SELECTED EXTRACT:
══════════════════════════════

And gave some examples of reduced regulation (zoning, parking) that would make it easier to build. They didn't say anything about government subsidies.

You said

> No, the best way is to build housing

Aren't you both saying the same thing?

I think you might have stopped reading at "don't make housing such a good investment" and not considered the substance of their argument.

America sucks at socialized housing to be honest. We always build sprawling tracts of public houses in the worst locations so as not to piss off their neighbors.

Soviet style block housing with mixed use development would be awesome but rich Americans would HATE it. Especially when you are building on a 10 acre lot next to their $2M 3 bedroom house, 3-5 miles from downtown, to build 4,000 units for the poors that make them coffee and deliver their Uber Eats.

It's much more politically viable to allow them to build a 20 unit apartment building on their 1/3 acre lot and rent it for $40,000/month to help pay for their $2M mortgage.

OP is talking mostly about housing being considered an 'investment' for the average homeowner, I think. Homeowners, on paper at least, are the biggest beneficiaries of the housing crisis:

https://oregoneconomicanalysis.com/2021/03/16/who-benefits-f...

Granted, those are paper gains, but still, better to have that option than to be priced out of the market completely, as many are.

And yet when I actually go building the only place I could afford it was to go to a place with no code or safety inspections. This make HN mind melt, many folks here want to maintain the house crushing regulatory machine because all said they'd rather an extra homeless guy freeze behind a dumpster than elevate risk of fire spreading to their home.

══════════════════════════════

DATA PROVIDED:

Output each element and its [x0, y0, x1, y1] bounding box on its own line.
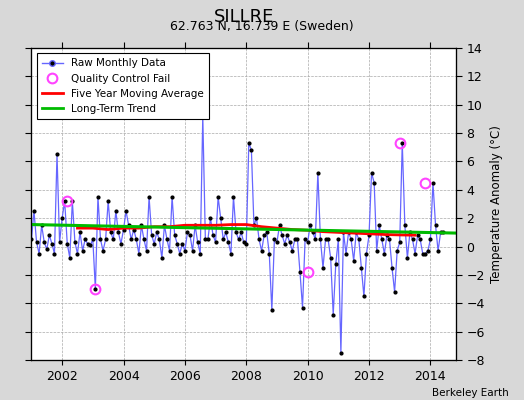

══════════════════════════════

TASKS TO CARRY OUT:
**a)** Translate this sentence from the housing discussion into Spanish: "They didn't say anything about government subsidies."
**b)** Return the stretch of the housing discussion from "Soviet style block" through "as many are.", copied word for word.

SOLUTIONS TO THE PROBLEMS:
**a)** No dijeron nada sobre los subsidios del gobierno.

**b)**
Soviet style block housing with mixed use development would be awesome but rich Americans would HATE it. Especially when you are building on a 10 acre lot next to their $2M 3 bedroom house, 3-5 miles from downtown, to build 4,000 units for the poors that make them coffee and deliver their Uber Eats.

It's much more politically viable to allow them to build a 20 unit apartment building on their 1/3 acre lot and rent it for $40,000/month to help pay for their $2M mortgage.

OP is talking mostly about housing being considered an 'investment' for the average homeowner, I think. Homeowners, on paper at least, are the biggest beneficiaries of the housing crisis:

https://oregoneconomicanalysis.com/2021/03/16/who-benefits-f...

Granted, those are paper gains, but still, better to have that option than to be priced out of the market completely, as many are.